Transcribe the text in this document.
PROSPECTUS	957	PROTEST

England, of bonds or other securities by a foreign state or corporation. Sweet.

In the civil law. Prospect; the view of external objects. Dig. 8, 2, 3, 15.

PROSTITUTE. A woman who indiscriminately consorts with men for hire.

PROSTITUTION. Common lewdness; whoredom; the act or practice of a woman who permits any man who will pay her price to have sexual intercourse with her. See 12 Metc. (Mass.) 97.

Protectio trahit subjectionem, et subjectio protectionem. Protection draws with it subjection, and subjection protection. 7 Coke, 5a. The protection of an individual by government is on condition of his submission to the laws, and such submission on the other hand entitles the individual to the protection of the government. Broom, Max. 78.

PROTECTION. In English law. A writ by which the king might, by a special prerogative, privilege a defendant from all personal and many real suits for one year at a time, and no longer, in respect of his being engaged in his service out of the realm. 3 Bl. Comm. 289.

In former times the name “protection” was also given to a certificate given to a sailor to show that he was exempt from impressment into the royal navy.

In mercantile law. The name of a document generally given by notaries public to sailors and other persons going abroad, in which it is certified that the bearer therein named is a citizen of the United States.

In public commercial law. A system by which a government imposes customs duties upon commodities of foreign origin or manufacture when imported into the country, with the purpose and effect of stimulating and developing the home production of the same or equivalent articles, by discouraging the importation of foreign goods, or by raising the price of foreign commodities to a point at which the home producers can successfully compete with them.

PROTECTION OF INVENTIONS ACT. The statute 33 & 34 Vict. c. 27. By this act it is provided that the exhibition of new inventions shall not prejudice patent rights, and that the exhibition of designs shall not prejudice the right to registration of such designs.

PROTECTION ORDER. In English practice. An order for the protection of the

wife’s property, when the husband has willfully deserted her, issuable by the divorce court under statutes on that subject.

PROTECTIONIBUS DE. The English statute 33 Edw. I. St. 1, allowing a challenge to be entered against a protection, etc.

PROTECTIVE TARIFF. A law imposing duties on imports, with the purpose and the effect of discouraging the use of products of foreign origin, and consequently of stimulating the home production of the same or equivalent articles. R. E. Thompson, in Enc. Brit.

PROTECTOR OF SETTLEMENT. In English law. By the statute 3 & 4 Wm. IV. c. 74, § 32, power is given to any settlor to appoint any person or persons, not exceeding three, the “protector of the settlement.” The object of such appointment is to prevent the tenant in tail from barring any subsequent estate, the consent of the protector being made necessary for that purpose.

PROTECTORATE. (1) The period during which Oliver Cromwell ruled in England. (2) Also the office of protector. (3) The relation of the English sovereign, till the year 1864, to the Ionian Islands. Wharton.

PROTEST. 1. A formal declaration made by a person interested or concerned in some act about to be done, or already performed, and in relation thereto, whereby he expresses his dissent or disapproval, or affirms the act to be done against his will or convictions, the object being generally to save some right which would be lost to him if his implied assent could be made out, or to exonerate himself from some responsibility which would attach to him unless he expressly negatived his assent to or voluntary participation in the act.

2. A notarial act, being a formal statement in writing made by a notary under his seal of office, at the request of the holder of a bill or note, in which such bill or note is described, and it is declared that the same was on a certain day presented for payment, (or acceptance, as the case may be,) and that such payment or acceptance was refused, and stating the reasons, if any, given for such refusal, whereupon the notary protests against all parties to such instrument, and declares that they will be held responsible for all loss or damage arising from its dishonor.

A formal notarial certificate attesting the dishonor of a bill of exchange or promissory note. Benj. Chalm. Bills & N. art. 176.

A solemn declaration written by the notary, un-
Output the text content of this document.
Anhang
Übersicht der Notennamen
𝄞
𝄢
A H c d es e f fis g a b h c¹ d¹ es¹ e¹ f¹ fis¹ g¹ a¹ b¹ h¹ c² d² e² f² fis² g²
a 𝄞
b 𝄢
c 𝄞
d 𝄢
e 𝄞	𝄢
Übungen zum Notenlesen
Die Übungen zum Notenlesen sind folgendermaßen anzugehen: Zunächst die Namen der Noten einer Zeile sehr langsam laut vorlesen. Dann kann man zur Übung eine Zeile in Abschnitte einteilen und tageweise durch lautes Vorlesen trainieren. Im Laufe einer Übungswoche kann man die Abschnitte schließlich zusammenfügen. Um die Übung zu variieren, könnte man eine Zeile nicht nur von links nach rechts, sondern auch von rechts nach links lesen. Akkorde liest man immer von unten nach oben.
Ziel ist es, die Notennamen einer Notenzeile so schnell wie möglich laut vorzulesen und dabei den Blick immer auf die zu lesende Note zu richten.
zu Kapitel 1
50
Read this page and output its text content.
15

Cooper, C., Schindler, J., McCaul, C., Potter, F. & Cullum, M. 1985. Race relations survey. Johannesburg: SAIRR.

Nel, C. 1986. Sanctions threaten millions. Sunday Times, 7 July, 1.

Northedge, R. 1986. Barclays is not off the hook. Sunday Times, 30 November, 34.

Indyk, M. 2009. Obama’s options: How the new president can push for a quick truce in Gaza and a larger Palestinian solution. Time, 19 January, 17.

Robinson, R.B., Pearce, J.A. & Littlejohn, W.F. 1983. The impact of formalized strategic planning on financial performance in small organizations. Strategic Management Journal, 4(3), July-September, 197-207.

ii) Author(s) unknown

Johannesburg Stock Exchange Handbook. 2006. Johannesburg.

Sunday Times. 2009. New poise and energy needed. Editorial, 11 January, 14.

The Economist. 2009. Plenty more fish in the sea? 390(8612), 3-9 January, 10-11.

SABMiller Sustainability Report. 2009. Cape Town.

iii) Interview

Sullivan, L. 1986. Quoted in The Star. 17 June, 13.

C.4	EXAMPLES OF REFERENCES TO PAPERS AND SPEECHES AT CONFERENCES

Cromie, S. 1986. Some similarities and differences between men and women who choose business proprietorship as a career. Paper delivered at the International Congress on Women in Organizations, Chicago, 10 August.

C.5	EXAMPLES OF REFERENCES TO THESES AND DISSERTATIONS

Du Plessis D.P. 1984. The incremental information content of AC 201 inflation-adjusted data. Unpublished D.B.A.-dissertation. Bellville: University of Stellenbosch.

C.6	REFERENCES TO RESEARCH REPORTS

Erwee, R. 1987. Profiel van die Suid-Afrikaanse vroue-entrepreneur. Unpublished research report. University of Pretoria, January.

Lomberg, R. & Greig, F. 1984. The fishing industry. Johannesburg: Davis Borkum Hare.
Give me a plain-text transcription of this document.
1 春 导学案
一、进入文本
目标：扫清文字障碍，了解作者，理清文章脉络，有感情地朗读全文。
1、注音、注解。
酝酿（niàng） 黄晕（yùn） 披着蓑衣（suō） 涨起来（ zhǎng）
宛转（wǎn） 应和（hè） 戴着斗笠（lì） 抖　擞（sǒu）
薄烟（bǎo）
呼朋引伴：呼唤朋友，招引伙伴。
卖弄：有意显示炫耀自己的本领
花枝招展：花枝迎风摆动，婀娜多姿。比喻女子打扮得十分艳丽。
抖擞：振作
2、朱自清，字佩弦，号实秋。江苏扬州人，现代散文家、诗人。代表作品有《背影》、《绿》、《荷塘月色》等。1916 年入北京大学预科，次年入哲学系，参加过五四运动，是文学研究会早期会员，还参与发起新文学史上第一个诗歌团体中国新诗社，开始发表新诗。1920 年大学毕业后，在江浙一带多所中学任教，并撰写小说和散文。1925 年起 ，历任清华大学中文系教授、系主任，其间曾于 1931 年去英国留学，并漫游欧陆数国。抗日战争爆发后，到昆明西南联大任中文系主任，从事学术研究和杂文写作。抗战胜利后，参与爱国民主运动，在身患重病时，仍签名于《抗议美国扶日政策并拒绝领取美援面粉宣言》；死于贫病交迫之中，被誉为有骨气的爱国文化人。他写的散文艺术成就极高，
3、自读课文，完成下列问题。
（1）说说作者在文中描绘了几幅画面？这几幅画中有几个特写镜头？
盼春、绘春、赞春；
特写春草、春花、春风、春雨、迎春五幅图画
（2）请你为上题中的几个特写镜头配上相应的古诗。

^^^^^^^^

BRIEF —
Look through the material and say how many lines hold "effect". Give the number only.

THE ANSWER —
2